***** RECORDS SUPPLIED *****

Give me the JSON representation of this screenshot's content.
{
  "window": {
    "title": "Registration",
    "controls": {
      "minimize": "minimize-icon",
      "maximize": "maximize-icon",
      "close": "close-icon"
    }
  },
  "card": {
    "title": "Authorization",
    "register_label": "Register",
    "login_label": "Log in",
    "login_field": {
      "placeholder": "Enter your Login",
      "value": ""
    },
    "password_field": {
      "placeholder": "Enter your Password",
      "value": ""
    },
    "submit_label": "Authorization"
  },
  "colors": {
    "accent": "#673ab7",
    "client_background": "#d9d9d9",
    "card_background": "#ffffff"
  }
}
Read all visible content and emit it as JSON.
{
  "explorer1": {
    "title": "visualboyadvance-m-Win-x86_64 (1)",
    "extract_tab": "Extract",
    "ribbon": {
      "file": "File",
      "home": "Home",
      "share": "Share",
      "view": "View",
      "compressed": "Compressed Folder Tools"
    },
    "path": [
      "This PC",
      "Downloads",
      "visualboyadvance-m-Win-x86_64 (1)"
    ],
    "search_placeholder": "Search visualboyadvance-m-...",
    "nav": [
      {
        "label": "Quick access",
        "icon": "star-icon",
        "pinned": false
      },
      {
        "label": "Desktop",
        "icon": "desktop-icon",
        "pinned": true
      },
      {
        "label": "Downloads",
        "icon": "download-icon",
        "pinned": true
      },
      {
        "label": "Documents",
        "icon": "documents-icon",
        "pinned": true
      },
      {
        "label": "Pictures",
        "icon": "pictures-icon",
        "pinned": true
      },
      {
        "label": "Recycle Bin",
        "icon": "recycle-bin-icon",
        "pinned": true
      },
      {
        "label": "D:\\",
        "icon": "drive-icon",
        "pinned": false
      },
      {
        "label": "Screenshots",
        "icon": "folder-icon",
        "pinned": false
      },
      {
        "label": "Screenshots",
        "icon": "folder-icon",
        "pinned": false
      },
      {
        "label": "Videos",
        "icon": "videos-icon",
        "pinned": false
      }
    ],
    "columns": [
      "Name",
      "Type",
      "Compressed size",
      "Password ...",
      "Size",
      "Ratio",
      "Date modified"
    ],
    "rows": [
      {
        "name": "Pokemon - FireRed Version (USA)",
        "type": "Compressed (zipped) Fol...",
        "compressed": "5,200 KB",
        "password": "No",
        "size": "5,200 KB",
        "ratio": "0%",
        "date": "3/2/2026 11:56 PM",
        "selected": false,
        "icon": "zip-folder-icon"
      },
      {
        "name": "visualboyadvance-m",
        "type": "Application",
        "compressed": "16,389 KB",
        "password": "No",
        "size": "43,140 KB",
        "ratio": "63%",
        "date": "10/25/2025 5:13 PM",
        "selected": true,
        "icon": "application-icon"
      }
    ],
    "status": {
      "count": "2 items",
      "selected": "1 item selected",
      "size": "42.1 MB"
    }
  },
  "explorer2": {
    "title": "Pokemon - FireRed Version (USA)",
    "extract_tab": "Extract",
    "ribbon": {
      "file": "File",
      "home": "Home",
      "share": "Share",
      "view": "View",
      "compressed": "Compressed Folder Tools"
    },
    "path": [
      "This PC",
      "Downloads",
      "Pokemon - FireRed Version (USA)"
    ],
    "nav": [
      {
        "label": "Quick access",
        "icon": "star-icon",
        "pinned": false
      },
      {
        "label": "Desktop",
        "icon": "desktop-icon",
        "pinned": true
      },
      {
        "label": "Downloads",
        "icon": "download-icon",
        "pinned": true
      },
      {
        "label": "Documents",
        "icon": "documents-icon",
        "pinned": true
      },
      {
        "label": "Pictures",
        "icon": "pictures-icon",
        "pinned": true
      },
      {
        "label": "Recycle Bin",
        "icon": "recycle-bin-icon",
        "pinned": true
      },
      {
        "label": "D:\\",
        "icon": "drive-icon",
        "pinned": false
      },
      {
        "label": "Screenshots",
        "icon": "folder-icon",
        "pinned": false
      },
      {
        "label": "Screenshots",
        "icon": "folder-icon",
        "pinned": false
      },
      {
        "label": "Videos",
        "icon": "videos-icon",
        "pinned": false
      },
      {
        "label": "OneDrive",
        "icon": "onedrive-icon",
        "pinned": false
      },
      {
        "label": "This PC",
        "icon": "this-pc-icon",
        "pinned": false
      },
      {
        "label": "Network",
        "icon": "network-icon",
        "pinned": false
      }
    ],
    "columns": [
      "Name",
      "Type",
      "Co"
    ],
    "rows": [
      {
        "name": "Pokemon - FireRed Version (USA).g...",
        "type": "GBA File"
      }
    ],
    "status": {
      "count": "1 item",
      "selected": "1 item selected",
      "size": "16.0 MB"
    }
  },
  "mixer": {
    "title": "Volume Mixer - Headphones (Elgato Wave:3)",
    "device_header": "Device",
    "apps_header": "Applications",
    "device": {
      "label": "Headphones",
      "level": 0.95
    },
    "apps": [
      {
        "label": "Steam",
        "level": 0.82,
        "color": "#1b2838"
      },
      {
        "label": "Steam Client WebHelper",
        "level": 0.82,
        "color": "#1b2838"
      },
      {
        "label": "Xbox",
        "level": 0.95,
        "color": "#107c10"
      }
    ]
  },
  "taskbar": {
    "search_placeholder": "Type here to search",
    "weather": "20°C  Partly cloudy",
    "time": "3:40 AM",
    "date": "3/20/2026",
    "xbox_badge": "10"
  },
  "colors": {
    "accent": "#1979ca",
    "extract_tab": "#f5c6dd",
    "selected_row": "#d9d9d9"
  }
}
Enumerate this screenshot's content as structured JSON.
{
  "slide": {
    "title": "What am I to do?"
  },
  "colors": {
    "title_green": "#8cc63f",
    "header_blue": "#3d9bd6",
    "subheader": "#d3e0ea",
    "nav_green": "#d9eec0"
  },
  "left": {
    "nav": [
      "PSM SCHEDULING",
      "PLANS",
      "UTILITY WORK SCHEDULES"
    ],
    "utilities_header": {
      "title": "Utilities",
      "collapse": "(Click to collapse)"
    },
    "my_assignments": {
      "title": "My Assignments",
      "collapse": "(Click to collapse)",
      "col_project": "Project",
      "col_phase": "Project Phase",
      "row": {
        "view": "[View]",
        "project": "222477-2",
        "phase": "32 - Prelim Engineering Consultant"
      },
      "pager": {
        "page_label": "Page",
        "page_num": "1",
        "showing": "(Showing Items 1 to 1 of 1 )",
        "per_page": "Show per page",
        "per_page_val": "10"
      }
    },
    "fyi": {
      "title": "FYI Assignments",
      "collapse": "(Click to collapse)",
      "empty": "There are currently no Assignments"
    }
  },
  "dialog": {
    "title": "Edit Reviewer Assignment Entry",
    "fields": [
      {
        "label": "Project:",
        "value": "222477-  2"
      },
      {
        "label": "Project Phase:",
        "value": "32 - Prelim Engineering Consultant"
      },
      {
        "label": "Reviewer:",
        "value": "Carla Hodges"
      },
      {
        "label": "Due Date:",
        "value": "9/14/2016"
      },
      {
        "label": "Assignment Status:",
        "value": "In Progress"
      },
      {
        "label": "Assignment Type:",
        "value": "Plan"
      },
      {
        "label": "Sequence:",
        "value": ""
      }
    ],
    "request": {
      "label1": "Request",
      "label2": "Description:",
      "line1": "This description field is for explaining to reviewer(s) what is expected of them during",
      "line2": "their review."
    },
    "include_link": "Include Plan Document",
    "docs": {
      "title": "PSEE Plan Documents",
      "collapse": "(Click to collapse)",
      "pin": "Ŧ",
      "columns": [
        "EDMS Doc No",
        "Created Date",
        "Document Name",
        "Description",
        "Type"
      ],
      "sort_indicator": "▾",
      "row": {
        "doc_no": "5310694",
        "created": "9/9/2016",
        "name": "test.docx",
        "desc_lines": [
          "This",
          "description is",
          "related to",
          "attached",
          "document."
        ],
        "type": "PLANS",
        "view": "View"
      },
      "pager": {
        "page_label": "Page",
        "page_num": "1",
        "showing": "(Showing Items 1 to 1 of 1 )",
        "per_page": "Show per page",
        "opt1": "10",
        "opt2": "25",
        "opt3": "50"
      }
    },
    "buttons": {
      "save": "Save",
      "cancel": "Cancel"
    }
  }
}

*****

In the records above, find each line that holds the word "JSON"; copy all such lines.

Give me the JSON representation of this screenshot's content.
Read all visible content and emit it as JSON.
Enumerate this screenshot's content as structured JSON.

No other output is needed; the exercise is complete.